[Start of INPUT MATERIAL]
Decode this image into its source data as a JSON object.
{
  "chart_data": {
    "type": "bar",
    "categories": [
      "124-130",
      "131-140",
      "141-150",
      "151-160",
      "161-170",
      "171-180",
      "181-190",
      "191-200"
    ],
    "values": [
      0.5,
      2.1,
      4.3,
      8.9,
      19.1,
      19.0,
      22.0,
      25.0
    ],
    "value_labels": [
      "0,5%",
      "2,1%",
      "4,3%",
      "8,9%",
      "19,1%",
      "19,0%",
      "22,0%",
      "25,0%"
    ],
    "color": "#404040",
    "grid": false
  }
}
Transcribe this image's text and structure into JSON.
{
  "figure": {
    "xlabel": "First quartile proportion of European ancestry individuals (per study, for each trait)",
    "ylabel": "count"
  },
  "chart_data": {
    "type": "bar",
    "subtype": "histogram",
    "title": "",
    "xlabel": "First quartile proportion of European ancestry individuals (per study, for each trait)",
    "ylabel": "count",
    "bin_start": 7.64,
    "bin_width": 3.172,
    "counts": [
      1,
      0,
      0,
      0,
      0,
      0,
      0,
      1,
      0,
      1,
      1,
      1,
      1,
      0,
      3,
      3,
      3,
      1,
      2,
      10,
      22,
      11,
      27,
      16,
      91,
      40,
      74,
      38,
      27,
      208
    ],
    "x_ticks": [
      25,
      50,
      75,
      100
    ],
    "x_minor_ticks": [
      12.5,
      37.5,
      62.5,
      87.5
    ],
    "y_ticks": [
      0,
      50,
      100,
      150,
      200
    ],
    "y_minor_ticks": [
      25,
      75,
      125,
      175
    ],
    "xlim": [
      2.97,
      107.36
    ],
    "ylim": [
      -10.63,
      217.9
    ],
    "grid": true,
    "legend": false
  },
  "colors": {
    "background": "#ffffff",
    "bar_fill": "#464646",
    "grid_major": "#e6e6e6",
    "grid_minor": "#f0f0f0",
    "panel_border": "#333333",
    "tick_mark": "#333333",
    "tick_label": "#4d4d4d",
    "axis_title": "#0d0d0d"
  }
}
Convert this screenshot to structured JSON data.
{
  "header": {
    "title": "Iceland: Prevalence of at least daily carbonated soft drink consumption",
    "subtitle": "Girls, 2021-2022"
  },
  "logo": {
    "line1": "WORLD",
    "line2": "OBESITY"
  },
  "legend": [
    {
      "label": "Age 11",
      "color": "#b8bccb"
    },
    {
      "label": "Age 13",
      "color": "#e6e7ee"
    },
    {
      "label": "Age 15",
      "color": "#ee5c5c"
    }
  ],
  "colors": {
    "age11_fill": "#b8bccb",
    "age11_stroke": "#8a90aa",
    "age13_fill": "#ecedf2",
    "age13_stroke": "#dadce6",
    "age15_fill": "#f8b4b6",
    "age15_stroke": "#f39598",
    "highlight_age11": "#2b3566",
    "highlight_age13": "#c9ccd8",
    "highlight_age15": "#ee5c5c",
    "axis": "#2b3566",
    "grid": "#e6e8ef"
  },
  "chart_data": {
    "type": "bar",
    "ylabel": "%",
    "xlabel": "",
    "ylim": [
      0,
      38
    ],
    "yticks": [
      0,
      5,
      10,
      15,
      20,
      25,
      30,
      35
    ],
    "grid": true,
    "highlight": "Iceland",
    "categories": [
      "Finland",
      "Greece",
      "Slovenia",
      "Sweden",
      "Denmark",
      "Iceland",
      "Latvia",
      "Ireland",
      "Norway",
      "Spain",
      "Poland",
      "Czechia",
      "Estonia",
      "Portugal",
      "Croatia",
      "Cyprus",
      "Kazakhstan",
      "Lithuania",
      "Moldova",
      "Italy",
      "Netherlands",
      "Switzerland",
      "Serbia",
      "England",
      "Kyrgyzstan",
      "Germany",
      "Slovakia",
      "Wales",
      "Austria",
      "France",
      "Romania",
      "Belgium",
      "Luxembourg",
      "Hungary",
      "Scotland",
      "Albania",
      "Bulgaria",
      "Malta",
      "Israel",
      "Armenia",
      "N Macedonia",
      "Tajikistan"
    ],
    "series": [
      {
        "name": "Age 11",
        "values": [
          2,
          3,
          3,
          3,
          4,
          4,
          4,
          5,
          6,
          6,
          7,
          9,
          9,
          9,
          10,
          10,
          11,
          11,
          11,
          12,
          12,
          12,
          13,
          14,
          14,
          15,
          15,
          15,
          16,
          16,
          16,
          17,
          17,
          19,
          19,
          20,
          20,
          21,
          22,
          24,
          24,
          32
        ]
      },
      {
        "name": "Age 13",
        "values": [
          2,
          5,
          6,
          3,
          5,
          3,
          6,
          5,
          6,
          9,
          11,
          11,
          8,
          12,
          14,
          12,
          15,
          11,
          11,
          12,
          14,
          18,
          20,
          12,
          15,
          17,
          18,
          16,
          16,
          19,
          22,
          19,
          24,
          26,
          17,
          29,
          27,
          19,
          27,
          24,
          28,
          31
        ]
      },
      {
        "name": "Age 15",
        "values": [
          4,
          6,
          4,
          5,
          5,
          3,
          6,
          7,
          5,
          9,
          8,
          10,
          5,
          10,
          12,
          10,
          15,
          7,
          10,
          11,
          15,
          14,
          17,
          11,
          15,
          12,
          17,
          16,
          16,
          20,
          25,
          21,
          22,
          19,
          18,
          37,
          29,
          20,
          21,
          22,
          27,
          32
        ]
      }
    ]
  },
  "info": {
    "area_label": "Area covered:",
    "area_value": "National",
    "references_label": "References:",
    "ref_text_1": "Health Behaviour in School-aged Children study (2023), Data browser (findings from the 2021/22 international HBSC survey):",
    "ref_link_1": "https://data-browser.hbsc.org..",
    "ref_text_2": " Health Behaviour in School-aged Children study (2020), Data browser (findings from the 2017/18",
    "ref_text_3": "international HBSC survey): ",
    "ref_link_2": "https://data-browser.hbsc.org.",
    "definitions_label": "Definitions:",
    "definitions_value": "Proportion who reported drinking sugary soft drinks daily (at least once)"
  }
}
[End of INPUT MATERIAL]
Scan the material above. Return every line containing the string "image".

**RESPONSE FOR THIS EXERCISE**
Decode this image into its source data as a JSON object.
Transcribe this image's text and structure into JSON.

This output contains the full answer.